*Given exercise*
Select each line where the word "sizes" appears.
----------
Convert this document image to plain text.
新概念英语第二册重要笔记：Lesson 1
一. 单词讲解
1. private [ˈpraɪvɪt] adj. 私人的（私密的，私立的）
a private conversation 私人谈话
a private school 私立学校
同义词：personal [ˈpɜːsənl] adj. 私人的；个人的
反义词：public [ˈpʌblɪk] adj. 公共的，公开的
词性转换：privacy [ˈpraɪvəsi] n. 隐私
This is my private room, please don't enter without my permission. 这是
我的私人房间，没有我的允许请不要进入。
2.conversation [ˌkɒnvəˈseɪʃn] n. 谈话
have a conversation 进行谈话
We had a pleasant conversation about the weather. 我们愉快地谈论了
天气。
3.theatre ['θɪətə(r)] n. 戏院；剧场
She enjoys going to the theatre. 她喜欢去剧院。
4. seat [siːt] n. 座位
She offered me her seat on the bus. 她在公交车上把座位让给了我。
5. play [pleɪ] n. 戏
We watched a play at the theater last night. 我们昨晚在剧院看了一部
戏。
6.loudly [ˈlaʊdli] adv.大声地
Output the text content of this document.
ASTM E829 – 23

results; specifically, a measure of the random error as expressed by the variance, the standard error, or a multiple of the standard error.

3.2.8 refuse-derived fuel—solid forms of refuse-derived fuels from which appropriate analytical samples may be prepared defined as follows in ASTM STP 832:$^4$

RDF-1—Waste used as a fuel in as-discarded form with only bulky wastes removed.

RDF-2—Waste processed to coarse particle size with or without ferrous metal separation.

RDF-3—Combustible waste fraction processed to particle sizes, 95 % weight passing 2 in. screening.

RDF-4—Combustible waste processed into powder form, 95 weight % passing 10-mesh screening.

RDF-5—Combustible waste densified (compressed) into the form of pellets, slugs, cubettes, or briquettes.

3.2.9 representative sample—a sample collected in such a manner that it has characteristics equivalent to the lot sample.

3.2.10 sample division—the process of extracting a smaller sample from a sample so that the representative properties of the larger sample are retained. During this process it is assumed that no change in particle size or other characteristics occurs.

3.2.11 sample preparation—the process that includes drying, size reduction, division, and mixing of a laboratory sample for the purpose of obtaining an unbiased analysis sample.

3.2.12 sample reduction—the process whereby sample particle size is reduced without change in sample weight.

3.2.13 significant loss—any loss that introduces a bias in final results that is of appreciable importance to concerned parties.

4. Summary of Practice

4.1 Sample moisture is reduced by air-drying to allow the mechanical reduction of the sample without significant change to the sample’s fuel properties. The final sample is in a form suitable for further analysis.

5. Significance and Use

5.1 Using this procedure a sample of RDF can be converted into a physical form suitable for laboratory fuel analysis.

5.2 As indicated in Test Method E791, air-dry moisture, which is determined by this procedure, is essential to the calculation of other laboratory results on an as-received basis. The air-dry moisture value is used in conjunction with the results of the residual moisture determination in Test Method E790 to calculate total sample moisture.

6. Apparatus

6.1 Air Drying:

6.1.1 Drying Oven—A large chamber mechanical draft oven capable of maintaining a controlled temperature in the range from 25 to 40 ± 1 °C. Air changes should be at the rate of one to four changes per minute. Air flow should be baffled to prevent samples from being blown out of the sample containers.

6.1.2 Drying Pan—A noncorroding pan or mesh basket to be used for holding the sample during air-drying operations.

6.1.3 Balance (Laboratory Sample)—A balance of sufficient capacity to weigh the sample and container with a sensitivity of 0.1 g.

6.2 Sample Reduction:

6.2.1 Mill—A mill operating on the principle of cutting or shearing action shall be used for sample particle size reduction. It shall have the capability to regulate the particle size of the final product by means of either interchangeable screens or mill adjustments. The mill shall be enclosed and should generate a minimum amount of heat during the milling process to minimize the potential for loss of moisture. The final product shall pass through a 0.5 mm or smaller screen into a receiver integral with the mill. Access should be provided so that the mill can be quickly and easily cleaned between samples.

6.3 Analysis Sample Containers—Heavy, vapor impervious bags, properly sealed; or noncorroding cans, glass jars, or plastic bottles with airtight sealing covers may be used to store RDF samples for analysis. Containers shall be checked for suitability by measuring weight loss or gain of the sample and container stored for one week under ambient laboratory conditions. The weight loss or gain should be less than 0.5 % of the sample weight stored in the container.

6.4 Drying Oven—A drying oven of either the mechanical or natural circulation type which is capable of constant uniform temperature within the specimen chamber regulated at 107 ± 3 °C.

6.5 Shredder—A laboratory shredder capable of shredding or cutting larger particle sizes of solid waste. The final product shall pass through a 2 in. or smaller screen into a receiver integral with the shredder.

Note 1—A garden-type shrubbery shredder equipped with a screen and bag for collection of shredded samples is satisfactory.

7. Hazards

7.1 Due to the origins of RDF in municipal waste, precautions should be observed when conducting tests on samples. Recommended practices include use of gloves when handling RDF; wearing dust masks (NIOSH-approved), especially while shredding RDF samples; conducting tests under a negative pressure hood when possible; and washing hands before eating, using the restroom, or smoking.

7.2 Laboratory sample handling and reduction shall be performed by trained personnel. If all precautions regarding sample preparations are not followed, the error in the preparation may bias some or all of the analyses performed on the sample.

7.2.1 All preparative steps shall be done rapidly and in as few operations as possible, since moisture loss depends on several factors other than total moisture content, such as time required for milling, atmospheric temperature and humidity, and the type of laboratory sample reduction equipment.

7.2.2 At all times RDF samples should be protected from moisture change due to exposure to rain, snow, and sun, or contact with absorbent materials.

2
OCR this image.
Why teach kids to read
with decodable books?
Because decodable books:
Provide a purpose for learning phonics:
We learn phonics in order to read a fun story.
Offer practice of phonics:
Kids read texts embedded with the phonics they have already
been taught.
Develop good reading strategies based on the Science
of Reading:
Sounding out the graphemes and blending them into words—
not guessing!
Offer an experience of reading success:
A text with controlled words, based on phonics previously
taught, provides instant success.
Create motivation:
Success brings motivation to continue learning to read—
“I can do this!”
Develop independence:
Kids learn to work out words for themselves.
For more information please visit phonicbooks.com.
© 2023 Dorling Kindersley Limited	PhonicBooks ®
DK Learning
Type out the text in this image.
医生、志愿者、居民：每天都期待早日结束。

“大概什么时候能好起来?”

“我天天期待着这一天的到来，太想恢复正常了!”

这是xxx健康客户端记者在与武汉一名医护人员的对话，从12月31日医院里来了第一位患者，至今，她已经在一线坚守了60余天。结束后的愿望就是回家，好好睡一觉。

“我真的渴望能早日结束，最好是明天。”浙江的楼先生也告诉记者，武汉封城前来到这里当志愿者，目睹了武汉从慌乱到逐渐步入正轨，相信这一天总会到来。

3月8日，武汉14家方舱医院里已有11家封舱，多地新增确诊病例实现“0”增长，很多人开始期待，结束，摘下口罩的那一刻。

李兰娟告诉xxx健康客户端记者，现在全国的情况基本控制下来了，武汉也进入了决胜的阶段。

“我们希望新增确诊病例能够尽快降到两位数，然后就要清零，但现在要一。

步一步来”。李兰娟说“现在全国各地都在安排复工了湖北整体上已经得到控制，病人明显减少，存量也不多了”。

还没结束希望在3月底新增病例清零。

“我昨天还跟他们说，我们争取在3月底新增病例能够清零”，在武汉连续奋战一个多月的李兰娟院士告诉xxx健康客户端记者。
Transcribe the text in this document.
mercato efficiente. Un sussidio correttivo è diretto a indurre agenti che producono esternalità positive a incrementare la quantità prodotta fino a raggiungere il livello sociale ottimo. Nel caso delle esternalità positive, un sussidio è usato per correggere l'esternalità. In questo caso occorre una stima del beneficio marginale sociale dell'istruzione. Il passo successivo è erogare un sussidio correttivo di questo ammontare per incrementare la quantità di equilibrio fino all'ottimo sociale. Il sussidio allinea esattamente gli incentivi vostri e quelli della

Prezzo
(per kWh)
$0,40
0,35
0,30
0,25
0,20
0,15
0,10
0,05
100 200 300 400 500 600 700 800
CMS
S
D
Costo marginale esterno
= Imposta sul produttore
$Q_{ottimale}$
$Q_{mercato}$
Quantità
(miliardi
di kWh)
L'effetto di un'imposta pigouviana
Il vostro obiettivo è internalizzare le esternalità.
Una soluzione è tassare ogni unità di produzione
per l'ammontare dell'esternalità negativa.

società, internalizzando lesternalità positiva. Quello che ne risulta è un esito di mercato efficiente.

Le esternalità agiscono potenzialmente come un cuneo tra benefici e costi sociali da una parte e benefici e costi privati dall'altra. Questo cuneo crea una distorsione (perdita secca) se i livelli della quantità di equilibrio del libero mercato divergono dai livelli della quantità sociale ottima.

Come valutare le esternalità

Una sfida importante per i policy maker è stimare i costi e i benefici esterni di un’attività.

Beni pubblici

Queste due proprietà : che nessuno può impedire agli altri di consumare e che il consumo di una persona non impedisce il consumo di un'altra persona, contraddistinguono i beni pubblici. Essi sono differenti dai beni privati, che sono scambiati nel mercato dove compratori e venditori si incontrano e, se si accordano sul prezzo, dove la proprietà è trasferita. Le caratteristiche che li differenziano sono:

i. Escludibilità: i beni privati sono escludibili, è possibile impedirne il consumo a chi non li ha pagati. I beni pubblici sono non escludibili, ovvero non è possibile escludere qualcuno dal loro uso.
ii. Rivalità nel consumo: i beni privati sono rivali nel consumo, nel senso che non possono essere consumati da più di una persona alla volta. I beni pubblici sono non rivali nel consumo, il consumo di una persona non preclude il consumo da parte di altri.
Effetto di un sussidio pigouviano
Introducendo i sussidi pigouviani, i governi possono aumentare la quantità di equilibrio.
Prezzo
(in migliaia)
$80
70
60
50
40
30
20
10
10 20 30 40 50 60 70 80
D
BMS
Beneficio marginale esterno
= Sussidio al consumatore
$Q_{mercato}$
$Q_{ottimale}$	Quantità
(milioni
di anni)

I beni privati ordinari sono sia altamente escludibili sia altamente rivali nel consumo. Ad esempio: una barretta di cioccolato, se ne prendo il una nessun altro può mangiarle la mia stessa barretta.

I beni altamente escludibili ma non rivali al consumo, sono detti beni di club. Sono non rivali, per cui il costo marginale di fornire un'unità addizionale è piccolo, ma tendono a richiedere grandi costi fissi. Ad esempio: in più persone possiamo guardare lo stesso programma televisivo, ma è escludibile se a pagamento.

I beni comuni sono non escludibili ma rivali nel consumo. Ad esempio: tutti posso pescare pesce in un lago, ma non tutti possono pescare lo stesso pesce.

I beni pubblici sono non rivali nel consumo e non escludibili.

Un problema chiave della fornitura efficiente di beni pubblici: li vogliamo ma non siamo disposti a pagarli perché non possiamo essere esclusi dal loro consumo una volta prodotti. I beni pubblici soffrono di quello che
----------
*Expected answer*
RDF-3—Combustible waste fraction processed to particle sizes, 95 % weight passing 2 in. screening.
6.5 Shredder—A laboratory shredder capable of shredding or cutting larger particle sizes of solid waste. The final product shall pass through a 2 in. or smaller screen into a receiver integral with the shredder.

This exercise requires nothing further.